__What is being asked__
Return the records in full, exactly as given.

__Exercise material__
(begin)
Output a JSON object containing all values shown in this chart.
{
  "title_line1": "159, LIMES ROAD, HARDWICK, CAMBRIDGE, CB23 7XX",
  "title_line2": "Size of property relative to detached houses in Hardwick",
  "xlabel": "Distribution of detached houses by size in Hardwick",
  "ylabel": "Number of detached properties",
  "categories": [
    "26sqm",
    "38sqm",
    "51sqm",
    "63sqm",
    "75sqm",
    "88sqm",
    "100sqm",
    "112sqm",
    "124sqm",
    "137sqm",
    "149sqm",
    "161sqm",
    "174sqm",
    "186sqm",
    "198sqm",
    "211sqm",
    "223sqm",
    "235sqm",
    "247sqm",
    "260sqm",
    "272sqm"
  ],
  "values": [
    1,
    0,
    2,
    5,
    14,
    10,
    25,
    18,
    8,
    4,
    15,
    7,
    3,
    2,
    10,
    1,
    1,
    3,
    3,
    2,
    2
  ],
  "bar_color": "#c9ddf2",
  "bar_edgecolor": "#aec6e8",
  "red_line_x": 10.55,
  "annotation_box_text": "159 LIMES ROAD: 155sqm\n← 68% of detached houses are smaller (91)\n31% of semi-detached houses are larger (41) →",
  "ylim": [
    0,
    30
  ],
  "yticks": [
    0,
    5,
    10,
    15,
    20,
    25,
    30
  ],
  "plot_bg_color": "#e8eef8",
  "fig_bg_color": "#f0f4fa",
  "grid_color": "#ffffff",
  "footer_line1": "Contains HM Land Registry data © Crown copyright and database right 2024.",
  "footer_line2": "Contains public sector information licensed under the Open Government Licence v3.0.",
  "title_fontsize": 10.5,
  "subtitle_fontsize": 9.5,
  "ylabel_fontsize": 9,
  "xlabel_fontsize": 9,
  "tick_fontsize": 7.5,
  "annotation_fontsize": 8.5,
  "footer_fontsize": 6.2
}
(end)
__Solved problem__
Output a JSON object containing all values shown in this chart.
{
  "title_line1": "159, LIMES ROAD, HARDWICK, CAMBRIDGE, CB23 7XX",
  "title_line2": "Size of property relative to detached houses in Hardwick",
  "xlabel": "Distribution of detached houses by size in Hardwick",
  "ylabel": "Number of detached properties",
  "categories": [
    "26sqm",
    "38sqm",
    "51sqm",
    "63sqm",
    "75sqm",
    "88sqm",
    "100sqm",
    "112sqm",
    "124sqm",
    "137sqm",
    "149sqm",
    "161sqm",
    "174sqm",
    "186sqm",
    "198sqm",
    "211sqm",
    "223sqm",
    "235sqm",
    "247sqm",
    "260sqm",
    "272sqm"
  ],
  "values": [
    1,
    0,
    2,
    5,
    14,
    10,
    25,
    18,
    8,
    4,
    15,
    7,
    3,
    2,
    10,
    1,
    1,
    3,
    3,
    2,
    2
  ],
  "bar_color": "#c9ddf2",
  "bar_edgecolor": "#aec6e8",
  "red_line_x": 10.55,
  "annotation_box_text": "159 LIMES ROAD: 155sqm\n← 68% of detached houses are smaller (91)\n31% of semi-detached houses are larger (41) →",
  "ylim": [
    0,
    30
  ],
  "yticks": [
    0,
    5,
    10,
    15,
    20,
    25,
    30
  ],
  "plot_bg_color": "#e8eef8",
  "fig_bg_color": "#f0f4fa",
  "grid_color": "#ffffff",
  "footer_line1": "Contains HM Land Registry data © Crown copyright and database right 2024.",
  "footer_line2": "Contains public sector information licensed under the Open Government Licence v3.0.",
  "title_fontsize": 10.5,
  "subtitle_fontsize": 9.5,
  "ylabel_fontsize": 9,
  "xlabel_fontsize": 9,
  "tick_fontsize": 7.5,
  "annotation_fontsize": 8.5,
  "footer_fontsize": 6.2
}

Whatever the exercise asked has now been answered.